Stored records:

□ □ □ □ □

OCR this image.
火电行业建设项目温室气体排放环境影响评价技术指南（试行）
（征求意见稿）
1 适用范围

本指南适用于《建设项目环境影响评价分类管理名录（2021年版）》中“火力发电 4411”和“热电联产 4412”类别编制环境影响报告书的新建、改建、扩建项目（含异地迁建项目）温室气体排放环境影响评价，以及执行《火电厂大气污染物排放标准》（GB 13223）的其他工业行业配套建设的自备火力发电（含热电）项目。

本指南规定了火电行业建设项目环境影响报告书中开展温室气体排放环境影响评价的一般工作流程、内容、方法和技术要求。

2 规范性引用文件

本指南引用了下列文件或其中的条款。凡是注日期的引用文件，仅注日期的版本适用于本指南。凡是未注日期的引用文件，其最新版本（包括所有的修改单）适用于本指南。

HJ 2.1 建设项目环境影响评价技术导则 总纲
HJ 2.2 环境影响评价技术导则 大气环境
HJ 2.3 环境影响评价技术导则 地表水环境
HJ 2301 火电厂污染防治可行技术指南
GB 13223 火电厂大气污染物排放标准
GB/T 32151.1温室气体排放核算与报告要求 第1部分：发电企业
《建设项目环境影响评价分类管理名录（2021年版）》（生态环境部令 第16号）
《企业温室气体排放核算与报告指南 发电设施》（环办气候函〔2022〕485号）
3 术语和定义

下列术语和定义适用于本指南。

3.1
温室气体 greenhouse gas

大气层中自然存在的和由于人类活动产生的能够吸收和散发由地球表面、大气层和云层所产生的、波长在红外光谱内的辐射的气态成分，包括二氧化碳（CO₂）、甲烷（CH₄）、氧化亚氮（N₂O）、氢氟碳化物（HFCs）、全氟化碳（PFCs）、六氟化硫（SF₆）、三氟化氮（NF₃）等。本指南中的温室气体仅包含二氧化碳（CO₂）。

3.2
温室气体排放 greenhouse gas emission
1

□ □ □ □ □

[To do] Identify each line in the records above that contains the word "火电厂大气污染物排放标准", and copy it out in full.

[Exercise result]
本指南适用于《建设项目环境影响评价分类管理名录（2021年版）》中“火力发电 4411”和“热电联产 4412”类别编制环境影响报告书的新建、改建、扩建项目（含异地迁建项目）温室气体排放环境影响评价，以及执行《火电厂大气污染物排放标准》（GB 13223）的其他工业行业配套建设的自备火力发电（含热电）项目。
GB 13223 火电厂大气污染物排放标准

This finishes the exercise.